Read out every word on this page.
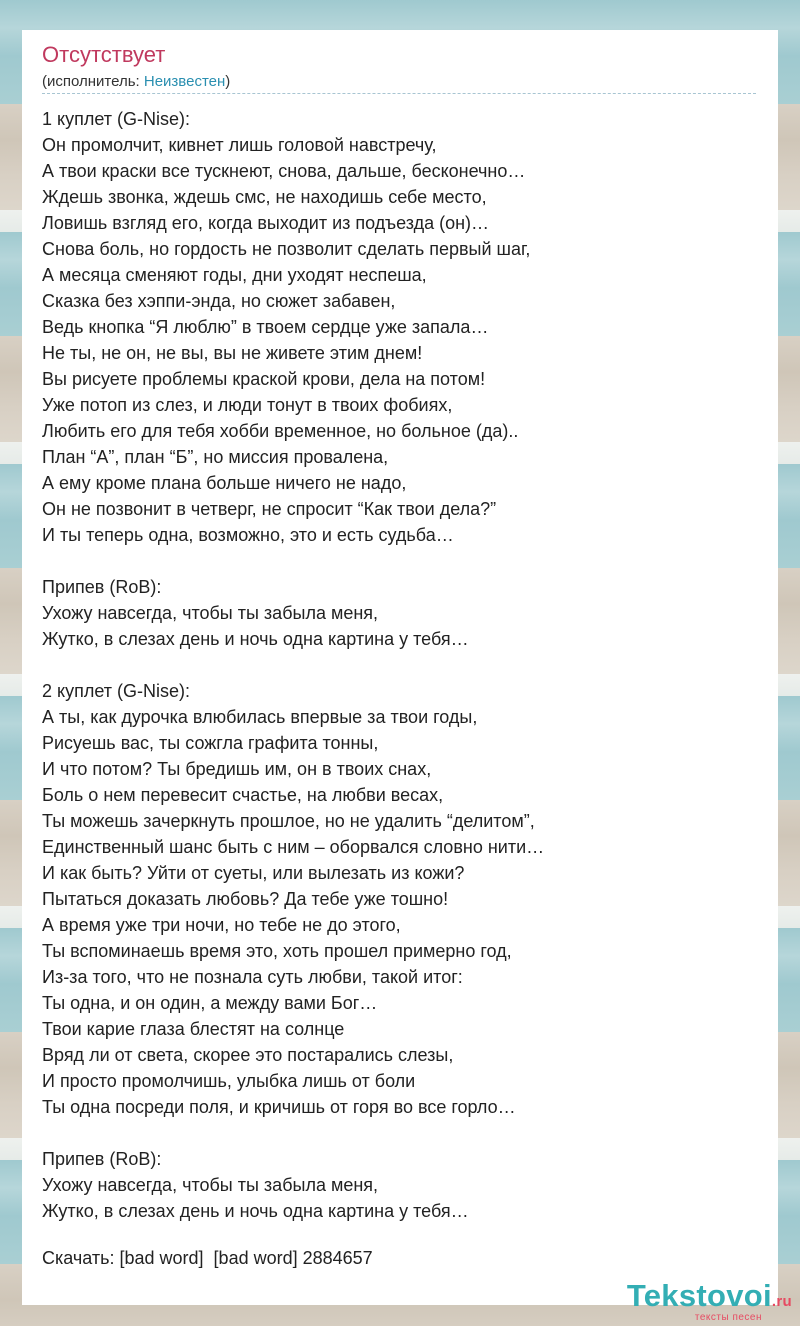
Отсутствует
(исполнитель: Неизвестен)
1 куплет (G-Nise):
Он промолчит, кивнет лишь головой навстречу,
А твои краски все тускнеют, снова, дальше, бесконечно…
Ждешь звонка, ждешь смс, не находишь себе место,
Ловишь взгляд его, когда выходит из подъезда (он)…
Снова боль, но гордость не позволит сделать первый шаг,
А месяца сменяют годы, дни уходят неспеша,
Сказка без хэппи-энда, но сюжет забавен,
Ведь кнопка “Я люблю” в твоем сердце уже запала…
Не ты, не он, не вы, вы не живете этим днем!
Вы рисуете проблемы краской крови, дела на потом!
Уже потоп из слез, и люди тонут в твоих фобиях,
Любить его для тебя хобби временное, но больное (да)..
План “А”, план “Б”, но миссия провалена,
А ему кроме плана больше ничего не надо,
Он не позвонит в четверг, не спросит “Как твои дела?”
И ты теперь одна, возможно, это и есть судьба…
Припев (RoB):
Ухожу навсегда, чтобы ты забыла меня,
Жутко, в слезах день и ночь одна картина у тебя…
2 куплет (G-Nise):
А ты, как дурочка влюбилась впервые за твои годы,
Рисуешь вас, ты сожгла графита тонны,
И что потом? Ты бредишь им, он в твоих снах,
Боль о нем перевесит счастье, на любви весах,
Ты можешь зачеркнуть прошлое, но не удалить “делитом”,
Единственный шанс быть с ним – оборвался словно нити…
И как быть? Уйти от суеты, или вылезать из кожи?
Пытаться доказать любовь? Да тебе уже тошно!
А время уже три ночи, но тебе не до этого,
Ты вспоминаешь время это, хоть прошел примерно год,
Из-за того, что не познала суть любви, такой итог:
Ты одна, и он один, а между вами Бог…
Твои карие глаза блестят на солнце
Вряд ли от света, скорее это постарались слезы,
И просто промолчишь, улыбка лишь от боли
Ты одна посреди поля, и кричишь от горя во все горло…
Припев (RoB):
Ухожу навсегда, чтобы ты забыла меня,
Жутко, в слезах день и ночь одна картина у тебя…
Скачать: [bad word]  [bad word] 2884657
Tekstovoi.ru
тексты песен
***
- **Instructions for the task**
Repeat the data exactly, without the pictures.

- **Output for this task**
Read out every word on this page.
Отсутствует
(исполнитель: Неизвестен)
1 куплет (G-Nise):
Он промолчит, кивнет лишь головой навстречу,
А твои краски все тускнеют, снова, дальше, бесконечно…
Ждешь звонка, ждешь смс, не находишь себе место,
Ловишь взгляд его, когда выходит из подъезда (он)…
Снова боль, но гордость не позволит сделать первый шаг,
А месяца сменяют годы, дни уходят неспеша,
Сказка без хэппи-энда, но сюжет забавен,
Ведь кнопка “Я люблю” в твоем сердце уже запала…
Не ты, не он, не вы, вы не живете этим днем!
Вы рисуете проблемы краской крови, дела на потом!
Уже потоп из слез, и люди тонут в твоих фобиях,
Любить его для тебя хобби временное, но больное (да)..
План “А”, план “Б”, но миссия провалена,
А ему кроме плана больше ничего не надо,
Он не позвонит в четверг, не спросит “Как твои дела?”
И ты теперь одна, возможно, это и есть судьба…
Припев (RoB):
Ухожу навсегда, чтобы ты забыла меня,
Жутко, в слезах день и ночь одна картина у тебя…
2 куплет (G-Nise):
А ты, как дурочка влюбилась впервые за твои годы,
Рисуешь вас, ты сожгла графита тонны,
И что потом? Ты бредишь им, он в твоих снах,
Боль о нем перевесит счастье, на любви весах,
Ты можешь зачеркнуть прошлое, но не удалить “делитом”,
Единственный шанс быть с ним – оборвался словно нити…
И как быть? Уйти от суеты, или вылезать из кожи?
Пытаться доказать любовь? Да тебе уже тошно!
А время уже три ночи, но тебе не до этого,
Ты вспоминаешь время это, хоть прошел примерно год,
Из-за того, что не познала суть любви, такой итог:
Ты одна, и он один, а между вами Бог…
Твои карие глаза блестят на солнце
Вряд ли от света, скорее это постарались слезы,
И просто промолчишь, улыбка лишь от боли
Ты одна посреди поля, и кричишь от горя во все горло…
Припев (RoB):
Ухожу навсегда, чтобы ты забыла меня,
Жутко, в слезах день и ночь одна картина у тебя…
Скачать: [bad word]  [bad word] 2884657
Tekstovoi.ru
тексты песен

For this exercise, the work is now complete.